-- SHORT PROBLEM --
Check every line of the entries below for the word "Assign", and copy the ones that have it.

-- GIVEN ENTRIES --
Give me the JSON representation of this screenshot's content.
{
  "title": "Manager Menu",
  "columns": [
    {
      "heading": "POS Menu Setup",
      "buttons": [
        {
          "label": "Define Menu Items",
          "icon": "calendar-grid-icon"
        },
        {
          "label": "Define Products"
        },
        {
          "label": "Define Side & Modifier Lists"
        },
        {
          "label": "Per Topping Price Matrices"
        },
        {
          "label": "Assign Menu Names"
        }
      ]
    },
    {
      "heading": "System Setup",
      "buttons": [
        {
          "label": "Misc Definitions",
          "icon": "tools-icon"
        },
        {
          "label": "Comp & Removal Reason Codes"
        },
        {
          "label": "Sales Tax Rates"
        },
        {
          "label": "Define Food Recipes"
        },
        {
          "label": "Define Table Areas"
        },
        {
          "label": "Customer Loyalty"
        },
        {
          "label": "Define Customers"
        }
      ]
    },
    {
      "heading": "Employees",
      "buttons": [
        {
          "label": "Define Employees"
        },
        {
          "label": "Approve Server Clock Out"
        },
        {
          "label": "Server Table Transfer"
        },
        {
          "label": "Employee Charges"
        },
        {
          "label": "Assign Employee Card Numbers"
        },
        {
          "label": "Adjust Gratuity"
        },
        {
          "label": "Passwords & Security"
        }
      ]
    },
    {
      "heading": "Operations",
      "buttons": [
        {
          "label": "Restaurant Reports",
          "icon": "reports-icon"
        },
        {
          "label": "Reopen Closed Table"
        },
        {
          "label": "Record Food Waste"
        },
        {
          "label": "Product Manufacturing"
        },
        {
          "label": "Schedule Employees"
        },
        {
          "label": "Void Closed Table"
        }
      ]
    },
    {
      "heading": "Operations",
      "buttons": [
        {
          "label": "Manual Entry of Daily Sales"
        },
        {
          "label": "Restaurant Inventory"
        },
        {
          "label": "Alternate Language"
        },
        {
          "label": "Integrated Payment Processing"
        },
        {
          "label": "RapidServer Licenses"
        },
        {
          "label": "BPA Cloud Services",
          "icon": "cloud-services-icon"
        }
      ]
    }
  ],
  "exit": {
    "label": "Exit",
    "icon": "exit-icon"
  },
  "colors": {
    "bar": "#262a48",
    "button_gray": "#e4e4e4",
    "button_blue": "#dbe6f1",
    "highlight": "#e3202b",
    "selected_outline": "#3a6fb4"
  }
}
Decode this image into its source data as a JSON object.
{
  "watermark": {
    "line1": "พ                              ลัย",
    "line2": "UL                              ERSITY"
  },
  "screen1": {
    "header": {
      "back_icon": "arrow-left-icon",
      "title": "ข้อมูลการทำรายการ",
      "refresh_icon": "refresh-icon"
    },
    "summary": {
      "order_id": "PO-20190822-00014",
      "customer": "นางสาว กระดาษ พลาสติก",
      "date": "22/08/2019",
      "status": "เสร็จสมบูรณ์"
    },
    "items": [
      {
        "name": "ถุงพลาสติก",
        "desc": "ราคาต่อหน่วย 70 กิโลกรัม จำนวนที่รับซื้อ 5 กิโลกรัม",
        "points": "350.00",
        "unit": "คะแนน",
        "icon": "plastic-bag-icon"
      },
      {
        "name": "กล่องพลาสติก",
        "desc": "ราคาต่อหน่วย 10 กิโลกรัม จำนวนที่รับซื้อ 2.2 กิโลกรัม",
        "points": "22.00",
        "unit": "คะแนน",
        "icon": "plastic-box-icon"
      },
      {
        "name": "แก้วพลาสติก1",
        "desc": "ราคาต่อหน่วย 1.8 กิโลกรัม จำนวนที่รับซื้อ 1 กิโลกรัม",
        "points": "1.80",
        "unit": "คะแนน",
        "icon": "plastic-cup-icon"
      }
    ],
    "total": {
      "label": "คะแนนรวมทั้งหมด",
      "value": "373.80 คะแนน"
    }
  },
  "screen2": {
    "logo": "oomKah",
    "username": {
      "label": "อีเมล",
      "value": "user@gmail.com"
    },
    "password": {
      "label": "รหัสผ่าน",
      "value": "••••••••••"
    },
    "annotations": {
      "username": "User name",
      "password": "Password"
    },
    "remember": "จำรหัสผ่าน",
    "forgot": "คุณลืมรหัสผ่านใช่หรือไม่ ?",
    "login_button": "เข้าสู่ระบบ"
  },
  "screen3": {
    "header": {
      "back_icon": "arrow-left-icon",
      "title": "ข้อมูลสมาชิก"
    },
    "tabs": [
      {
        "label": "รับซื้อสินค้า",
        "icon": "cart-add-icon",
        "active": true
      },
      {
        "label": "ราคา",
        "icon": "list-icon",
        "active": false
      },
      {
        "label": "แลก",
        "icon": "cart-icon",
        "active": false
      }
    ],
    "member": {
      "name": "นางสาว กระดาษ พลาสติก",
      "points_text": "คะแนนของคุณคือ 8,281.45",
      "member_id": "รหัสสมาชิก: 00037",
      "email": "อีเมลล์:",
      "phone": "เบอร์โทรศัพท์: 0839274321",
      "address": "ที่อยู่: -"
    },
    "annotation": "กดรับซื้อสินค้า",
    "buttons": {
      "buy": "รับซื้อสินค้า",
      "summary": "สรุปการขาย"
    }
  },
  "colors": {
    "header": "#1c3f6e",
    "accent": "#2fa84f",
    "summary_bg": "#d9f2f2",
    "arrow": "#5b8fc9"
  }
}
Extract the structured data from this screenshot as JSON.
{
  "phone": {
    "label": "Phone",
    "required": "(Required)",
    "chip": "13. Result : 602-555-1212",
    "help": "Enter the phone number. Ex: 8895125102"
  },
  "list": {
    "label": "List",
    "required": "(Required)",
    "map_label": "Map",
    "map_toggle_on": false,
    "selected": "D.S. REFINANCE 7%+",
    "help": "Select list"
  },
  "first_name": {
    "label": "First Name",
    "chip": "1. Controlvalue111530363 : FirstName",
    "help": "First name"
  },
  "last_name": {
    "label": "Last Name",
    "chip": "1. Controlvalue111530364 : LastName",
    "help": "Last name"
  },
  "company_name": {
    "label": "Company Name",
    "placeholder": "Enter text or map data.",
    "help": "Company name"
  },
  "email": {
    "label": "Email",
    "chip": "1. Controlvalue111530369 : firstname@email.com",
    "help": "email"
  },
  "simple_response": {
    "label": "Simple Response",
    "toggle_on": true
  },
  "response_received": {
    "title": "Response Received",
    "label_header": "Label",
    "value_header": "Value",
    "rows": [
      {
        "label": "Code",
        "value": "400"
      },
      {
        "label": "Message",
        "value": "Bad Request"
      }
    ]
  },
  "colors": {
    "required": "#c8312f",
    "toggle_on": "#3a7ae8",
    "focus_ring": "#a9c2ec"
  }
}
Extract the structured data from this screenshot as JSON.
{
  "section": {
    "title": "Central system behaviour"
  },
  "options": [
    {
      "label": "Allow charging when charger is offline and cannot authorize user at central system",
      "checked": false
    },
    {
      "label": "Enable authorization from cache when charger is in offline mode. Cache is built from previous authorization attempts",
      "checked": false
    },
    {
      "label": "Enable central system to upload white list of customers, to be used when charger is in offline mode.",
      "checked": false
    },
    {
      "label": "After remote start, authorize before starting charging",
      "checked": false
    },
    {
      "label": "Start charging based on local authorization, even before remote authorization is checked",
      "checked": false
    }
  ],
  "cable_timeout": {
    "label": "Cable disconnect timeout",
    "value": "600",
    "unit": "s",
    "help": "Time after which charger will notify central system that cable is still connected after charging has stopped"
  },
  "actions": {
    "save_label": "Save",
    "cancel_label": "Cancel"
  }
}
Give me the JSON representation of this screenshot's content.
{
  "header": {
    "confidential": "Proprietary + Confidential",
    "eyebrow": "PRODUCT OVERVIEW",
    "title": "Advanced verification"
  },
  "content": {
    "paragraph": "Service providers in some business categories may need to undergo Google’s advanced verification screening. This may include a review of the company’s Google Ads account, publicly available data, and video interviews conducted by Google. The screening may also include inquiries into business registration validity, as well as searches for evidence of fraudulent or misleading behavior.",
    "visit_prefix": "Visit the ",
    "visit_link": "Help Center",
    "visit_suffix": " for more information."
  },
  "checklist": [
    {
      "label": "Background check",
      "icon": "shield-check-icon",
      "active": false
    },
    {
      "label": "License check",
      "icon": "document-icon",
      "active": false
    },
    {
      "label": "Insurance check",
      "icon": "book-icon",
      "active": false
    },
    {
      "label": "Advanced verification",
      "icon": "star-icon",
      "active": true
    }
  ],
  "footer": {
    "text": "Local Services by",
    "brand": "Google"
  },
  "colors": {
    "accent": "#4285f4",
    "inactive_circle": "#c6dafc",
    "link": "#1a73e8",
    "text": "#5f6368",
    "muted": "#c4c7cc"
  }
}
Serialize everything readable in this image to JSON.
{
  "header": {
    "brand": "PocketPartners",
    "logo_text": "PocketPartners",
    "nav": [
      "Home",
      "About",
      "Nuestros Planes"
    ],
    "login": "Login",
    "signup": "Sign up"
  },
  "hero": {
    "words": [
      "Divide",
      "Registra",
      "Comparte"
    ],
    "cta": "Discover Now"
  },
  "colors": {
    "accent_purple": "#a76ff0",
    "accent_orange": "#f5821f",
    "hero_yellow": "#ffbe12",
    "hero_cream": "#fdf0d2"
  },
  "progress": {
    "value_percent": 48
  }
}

-- SOLUTION FOR THIS EXERCISE --
          "label": "Assign Menu Names"
          "label": "Assign Employee Card Numbers"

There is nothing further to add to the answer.